■ **Exercise task**
From the listing below, pull out all lines with "search" in them.

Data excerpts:
+-------+
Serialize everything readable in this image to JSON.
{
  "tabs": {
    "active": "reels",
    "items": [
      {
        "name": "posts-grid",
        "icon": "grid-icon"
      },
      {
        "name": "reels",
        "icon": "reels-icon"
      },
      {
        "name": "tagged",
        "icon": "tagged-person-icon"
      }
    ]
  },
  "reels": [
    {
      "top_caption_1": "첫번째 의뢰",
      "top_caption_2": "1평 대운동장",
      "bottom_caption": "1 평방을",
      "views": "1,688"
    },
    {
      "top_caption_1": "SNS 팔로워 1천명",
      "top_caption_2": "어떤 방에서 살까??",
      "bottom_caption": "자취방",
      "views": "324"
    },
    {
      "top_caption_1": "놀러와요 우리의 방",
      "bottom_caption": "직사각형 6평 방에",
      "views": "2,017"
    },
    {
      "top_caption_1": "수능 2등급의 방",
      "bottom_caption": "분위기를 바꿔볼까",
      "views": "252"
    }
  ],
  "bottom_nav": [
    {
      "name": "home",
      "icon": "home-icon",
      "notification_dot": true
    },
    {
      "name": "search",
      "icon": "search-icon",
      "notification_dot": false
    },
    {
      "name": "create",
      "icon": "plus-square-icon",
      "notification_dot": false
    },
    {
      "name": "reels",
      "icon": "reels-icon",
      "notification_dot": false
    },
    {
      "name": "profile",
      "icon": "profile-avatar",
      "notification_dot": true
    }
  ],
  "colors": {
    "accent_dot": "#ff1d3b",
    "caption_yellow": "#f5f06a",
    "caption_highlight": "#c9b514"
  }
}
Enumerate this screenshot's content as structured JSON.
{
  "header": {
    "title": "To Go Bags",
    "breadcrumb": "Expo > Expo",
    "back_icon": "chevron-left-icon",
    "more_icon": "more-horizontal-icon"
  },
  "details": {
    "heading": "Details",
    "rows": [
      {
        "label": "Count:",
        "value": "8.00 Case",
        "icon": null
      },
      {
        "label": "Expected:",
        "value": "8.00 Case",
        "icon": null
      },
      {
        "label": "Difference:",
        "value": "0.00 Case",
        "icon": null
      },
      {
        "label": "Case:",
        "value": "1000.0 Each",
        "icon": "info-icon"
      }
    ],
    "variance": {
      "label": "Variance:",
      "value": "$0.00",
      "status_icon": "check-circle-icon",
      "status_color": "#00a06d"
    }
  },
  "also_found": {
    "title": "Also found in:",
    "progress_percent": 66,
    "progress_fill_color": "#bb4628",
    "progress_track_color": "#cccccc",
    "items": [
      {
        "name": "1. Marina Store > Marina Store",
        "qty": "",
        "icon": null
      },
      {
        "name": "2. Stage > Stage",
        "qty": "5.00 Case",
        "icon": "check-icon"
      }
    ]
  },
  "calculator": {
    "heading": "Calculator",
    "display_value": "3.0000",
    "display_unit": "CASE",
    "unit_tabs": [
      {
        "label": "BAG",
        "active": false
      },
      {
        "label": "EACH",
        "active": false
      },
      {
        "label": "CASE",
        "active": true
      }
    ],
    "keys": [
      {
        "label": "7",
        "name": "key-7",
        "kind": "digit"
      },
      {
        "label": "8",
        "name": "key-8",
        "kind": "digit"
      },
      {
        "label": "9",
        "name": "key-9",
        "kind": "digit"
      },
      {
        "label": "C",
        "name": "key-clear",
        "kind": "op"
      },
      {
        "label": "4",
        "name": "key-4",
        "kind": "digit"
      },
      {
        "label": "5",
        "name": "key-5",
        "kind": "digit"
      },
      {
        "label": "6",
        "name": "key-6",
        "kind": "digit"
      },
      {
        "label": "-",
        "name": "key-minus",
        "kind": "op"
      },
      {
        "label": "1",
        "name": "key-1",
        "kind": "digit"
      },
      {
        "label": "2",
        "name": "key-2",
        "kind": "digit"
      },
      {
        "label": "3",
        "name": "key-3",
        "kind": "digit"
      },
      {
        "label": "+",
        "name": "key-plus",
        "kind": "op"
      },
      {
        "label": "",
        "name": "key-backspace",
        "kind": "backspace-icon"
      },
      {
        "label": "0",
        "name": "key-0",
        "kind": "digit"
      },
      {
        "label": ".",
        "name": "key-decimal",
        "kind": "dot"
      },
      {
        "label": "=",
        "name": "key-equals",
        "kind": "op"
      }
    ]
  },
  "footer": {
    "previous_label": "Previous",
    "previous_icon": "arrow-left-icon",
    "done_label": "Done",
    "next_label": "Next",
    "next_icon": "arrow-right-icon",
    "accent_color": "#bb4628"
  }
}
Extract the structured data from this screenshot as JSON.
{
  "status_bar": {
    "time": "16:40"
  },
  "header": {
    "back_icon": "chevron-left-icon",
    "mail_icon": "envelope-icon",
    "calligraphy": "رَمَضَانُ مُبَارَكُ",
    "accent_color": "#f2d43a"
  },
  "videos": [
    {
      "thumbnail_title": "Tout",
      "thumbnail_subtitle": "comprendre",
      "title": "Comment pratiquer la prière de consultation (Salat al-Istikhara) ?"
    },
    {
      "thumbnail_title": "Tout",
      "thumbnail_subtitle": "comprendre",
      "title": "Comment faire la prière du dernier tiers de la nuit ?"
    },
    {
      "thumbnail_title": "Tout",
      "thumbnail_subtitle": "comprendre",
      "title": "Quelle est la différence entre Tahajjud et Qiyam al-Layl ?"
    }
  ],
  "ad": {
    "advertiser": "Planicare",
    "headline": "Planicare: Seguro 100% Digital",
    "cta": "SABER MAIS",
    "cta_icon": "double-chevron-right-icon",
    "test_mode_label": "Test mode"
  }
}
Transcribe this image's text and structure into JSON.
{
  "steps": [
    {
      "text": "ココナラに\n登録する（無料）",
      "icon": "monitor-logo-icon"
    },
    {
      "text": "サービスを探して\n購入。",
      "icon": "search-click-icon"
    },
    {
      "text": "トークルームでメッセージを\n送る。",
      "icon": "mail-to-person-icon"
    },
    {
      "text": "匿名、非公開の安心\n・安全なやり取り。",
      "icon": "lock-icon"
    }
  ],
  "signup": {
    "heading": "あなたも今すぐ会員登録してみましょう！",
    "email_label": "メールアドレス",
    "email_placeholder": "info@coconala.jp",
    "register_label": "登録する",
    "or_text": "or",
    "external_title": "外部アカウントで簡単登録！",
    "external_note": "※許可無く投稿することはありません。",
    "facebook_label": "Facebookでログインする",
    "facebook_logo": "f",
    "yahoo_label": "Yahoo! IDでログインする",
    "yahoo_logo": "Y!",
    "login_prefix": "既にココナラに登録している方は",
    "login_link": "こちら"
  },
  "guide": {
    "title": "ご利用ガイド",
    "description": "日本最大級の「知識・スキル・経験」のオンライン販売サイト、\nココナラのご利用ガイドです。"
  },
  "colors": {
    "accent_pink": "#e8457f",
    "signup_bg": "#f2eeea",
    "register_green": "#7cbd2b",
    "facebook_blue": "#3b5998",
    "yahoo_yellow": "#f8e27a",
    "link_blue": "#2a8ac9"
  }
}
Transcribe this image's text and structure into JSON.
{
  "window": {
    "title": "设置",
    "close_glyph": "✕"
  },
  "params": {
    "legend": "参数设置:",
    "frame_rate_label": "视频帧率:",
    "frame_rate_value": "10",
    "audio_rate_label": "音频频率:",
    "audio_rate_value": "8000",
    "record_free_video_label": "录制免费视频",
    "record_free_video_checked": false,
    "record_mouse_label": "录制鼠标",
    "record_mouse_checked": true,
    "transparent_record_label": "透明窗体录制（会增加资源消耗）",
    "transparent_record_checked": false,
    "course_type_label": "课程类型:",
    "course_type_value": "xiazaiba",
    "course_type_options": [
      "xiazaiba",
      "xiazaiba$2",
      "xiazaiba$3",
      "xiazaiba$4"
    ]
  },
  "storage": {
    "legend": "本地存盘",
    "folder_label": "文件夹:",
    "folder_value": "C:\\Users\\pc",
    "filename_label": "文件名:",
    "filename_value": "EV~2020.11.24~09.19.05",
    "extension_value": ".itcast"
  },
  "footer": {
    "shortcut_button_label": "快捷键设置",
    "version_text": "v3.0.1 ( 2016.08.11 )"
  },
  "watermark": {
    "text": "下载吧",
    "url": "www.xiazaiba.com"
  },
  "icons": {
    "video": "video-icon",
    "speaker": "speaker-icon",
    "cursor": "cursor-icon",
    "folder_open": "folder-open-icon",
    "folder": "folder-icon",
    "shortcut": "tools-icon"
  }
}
+-------+
■ **Reply**
      "name": "search",
      "icon": "search-icon",
      "icon": "search-click-icon"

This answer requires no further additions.